Data items
+ + +

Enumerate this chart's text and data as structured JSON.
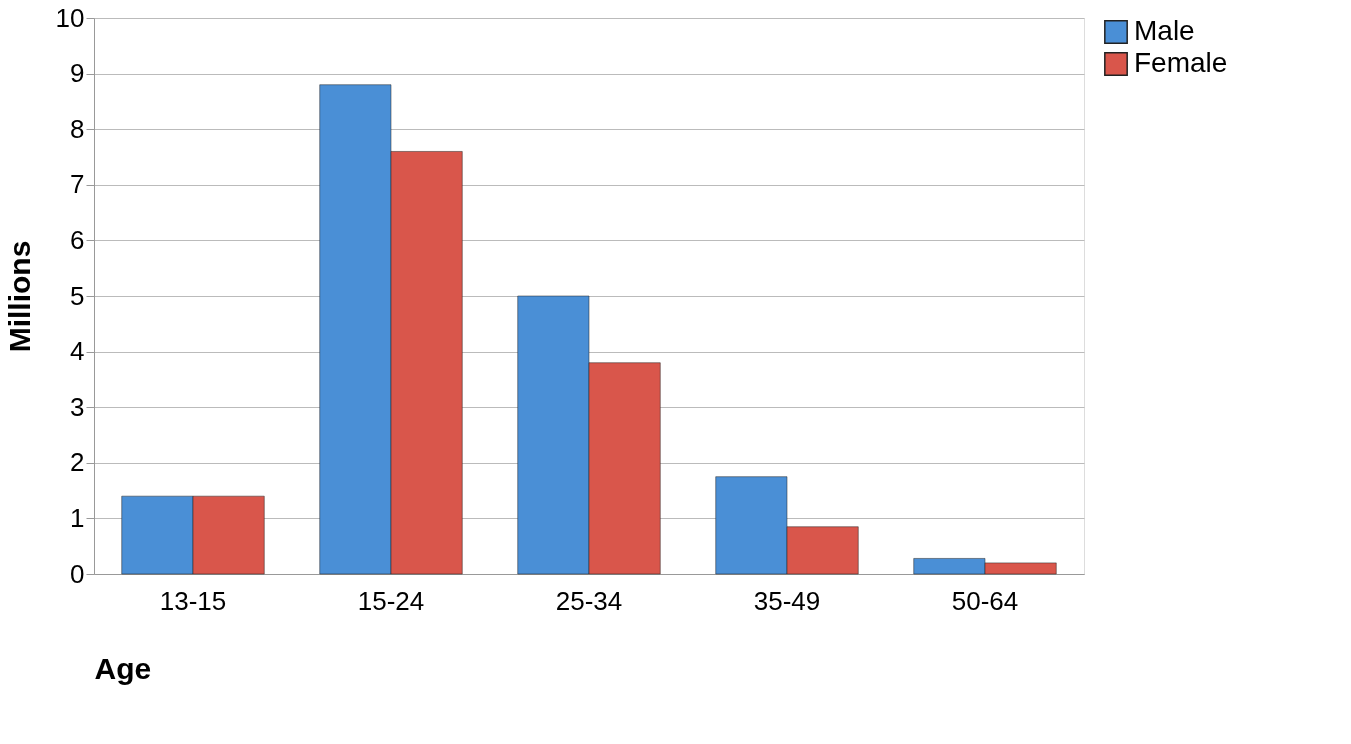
{
  "chart_data": {
    "type": "bar",
    "xlabel": "Age",
    "ylabel": "Millions",
    "categories": [
      "13-15",
      "15-24",
      "25-34",
      "35-49",
      "50-64"
    ],
    "series": [
      {
        "name": "Male",
        "color": "#4a8fd6",
        "values": [
          1.4,
          8.8,
          5.0,
          1.75,
          0.28
        ]
      },
      {
        "name": "Female",
        "color": "#d9564b",
        "values": [
          1.4,
          7.6,
          3.8,
          0.85,
          0.2
        ]
      }
    ],
    "ylim": [
      0,
      10
    ],
    "yticks": [
      0,
      1,
      2,
      3,
      4,
      5,
      6,
      7,
      8,
      9,
      10
    ],
    "grid": "y",
    "legend": "right"
  }
}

+ + +

• [REQUEST]
Every entry must be transcribed exactly. Pictures do not belong in the copy.

• [ANSWER BELOW]
Enumerate this chart's text and data as structured JSON.
{
  "chart_data": {
    "type": "bar",
    "xlabel": "Age",
    "ylabel": "Millions",
    "categories": [
      "13-15",
      "15-24",
      "25-34",
      "35-49",
      "50-64"
    ],
    "series": [
      {
        "name": "Male",
        "color": "#4a8fd6",
        "values": [
          1.4,
          8.8,
          5.0,
          1.75,
          0.28
        ]
      },
      {
        "name": "Female",
        "color": "#d9564b",
        "values": [
          1.4,
          7.6,
          3.8,
          0.85,
          0.2
        ]
      }
    ],
    "ylim": [
      0,
      10
    ],
    "yticks": [
      0,
      1,
      2,
      3,
      4,
      5,
      6,
      7,
      8,
      9,
      10
    ],
    "grid": "y",
    "legend": "right"
  }
}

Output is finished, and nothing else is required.